● AIM OF THE TASK: Scan the data below and pick out the lines containing the word "University".

[A block of data]
......
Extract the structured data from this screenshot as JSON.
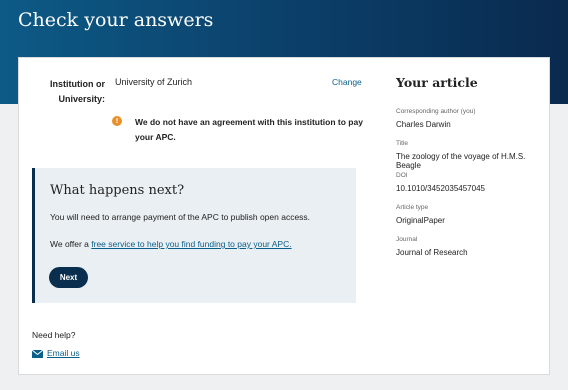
{
  "page": {
    "title": "Check your answers"
  },
  "institution": {
    "label": "Institution or University:",
    "value": "University of Zurich",
    "change_label": "Change"
  },
  "warning": {
    "icon": "warning-icon",
    "icon_glyph": "!",
    "color": "#e8912b",
    "text": "We do not have an agreement with this institution to pay your APC."
  },
  "next": {
    "heading": "What happens next?",
    "line1": "You will need to arrange payment of the APC to publish open access.",
    "line2_prefix": "We offer a ",
    "line2_link": "free service to help you find funding to pay your APC.",
    "button_label": "Next"
  },
  "help": {
    "label": "Need help?",
    "email_icon": "envelope-icon",
    "email_label": "Email us"
  },
  "article": {
    "title": "Your article",
    "fields": [
      {
        "label": "Corresponding author (you)",
        "value": "Charles Darwin"
      },
      {
        "label": "Title",
        "value": "The zoology of the voyage of H.M.S. Beagle"
      },
      {
        "label": "DOI",
        "value": "10.1010/3452035457045"
      },
      {
        "label": "Article type",
        "value": "OriginalPaper"
      },
      {
        "label": "Journal",
        "value": "Journal of Research"
      }
    ]
  },
  "colors": {
    "header_start": "#0d5a86",
    "header_end": "#0a2a4e",
    "link": "#0a5e8a",
    "button": "#0a2f4e",
    "next_box_bg": "#eaeff3"
  }
}
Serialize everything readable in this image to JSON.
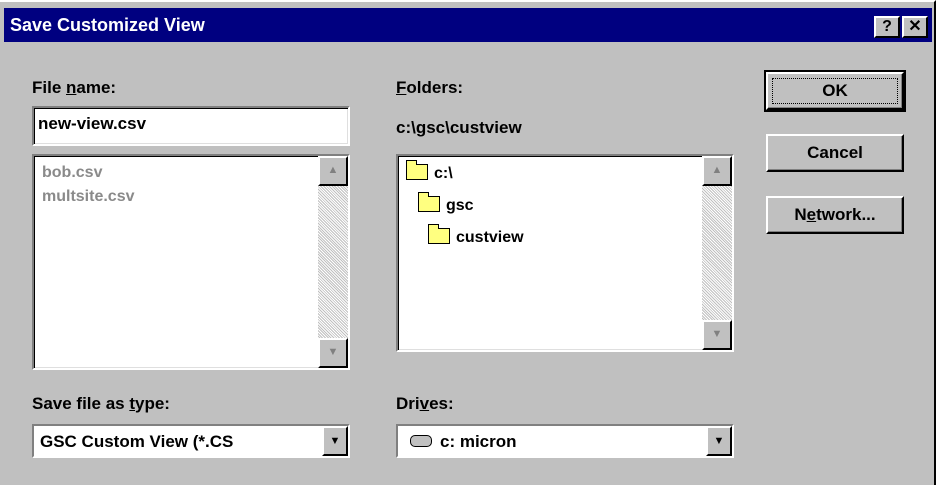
{
  "window": {
    "title": "Save Customized View",
    "help_button": "?",
    "close_button": "✕"
  },
  "file_name": {
    "label_pre": "File ",
    "label_accel": "n",
    "label_post": "ame:",
    "value": "new-view.csv",
    "files": [
      "bob.csv",
      "multsite.csv"
    ]
  },
  "folders": {
    "label_accel": "F",
    "label_post": "olders:",
    "current_path": "c:\\gsc\\custview",
    "items": [
      "c:\\",
      "gsc",
      "custview"
    ]
  },
  "buttons": {
    "ok": "OK",
    "cancel": "Cancel",
    "network_accel": "e",
    "network_pre": "N",
    "network_post": "twork..."
  },
  "save_type": {
    "label_pre": "Save file as ",
    "label_accel": "t",
    "label_post": "ype:",
    "value": "GSC Custom View (*.CS"
  },
  "drives": {
    "label_pre": "Dri",
    "label_accel": "v",
    "label_post": "es:",
    "value": "c: micron"
  },
  "icons": {
    "scroll_up": "scroll-up-arrow-icon",
    "scroll_down": "scroll-down-arrow-icon",
    "folder": "folder-icon",
    "drive": "hard-drive-icon",
    "dropdown": "dropdown-arrow-icon"
  }
}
......
● SOLVED EXERCISE:
    "label": "Institution or University:",
    "value": "University of Zurich",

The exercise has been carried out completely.